INSTRUCTION: Read the listing and extract each line that includes the word "xlabel".

RECORDS FOR THE EXERCISE:

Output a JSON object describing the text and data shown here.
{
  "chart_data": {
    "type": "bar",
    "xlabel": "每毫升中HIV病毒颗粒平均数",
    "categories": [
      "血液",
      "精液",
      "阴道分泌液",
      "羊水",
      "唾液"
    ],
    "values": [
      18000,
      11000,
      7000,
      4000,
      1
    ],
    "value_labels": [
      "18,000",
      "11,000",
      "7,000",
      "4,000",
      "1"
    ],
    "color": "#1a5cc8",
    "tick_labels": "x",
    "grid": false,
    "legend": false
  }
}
---
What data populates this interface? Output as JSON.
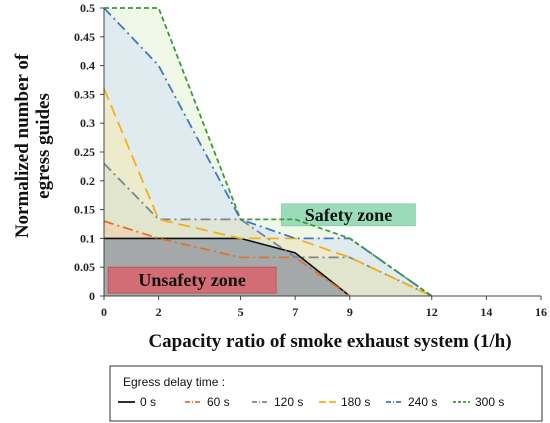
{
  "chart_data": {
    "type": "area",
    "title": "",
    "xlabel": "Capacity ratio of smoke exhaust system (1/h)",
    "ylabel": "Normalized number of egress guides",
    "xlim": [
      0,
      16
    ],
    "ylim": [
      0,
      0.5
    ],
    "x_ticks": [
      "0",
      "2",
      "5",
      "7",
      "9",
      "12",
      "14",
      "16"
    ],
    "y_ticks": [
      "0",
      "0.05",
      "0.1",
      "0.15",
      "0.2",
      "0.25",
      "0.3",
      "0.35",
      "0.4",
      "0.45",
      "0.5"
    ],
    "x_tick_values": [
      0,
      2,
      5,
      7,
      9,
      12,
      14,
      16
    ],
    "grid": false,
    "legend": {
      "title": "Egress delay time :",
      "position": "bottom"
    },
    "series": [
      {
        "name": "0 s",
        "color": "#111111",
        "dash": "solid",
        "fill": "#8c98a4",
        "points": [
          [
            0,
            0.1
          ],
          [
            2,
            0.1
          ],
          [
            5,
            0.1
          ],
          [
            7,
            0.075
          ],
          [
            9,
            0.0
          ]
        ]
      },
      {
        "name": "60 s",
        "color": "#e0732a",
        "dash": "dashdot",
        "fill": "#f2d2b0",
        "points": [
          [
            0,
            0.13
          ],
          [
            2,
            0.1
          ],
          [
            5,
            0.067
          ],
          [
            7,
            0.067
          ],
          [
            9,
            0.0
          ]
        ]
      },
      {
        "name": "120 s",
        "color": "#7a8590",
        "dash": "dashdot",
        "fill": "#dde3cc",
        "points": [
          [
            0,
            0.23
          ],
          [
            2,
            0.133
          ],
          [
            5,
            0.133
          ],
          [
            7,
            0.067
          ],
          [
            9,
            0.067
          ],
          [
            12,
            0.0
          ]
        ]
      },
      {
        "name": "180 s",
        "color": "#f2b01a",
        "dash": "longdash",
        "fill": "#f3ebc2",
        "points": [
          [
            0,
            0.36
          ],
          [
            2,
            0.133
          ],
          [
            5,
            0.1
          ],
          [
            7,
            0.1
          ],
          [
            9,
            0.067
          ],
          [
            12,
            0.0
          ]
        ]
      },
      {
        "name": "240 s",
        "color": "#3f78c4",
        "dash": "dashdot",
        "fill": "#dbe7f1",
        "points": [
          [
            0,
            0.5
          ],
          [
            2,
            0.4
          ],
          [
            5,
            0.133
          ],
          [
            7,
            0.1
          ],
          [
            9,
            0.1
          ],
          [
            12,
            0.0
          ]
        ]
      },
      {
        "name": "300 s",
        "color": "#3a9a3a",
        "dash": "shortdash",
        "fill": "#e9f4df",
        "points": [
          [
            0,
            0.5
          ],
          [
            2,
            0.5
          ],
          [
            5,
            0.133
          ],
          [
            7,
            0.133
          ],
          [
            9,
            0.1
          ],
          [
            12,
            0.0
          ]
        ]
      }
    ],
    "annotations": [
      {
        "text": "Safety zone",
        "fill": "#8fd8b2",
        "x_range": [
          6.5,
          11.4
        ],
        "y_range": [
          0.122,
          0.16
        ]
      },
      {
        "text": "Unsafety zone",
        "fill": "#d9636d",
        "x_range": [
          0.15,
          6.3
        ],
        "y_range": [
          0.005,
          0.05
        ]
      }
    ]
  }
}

RESULT OF THE EXERCISE:
    "xlabel": "每毫升中HIV病毒颗粒平均数",
    "xlabel": "Capacity ratio of smoke exhaust system (1/h)",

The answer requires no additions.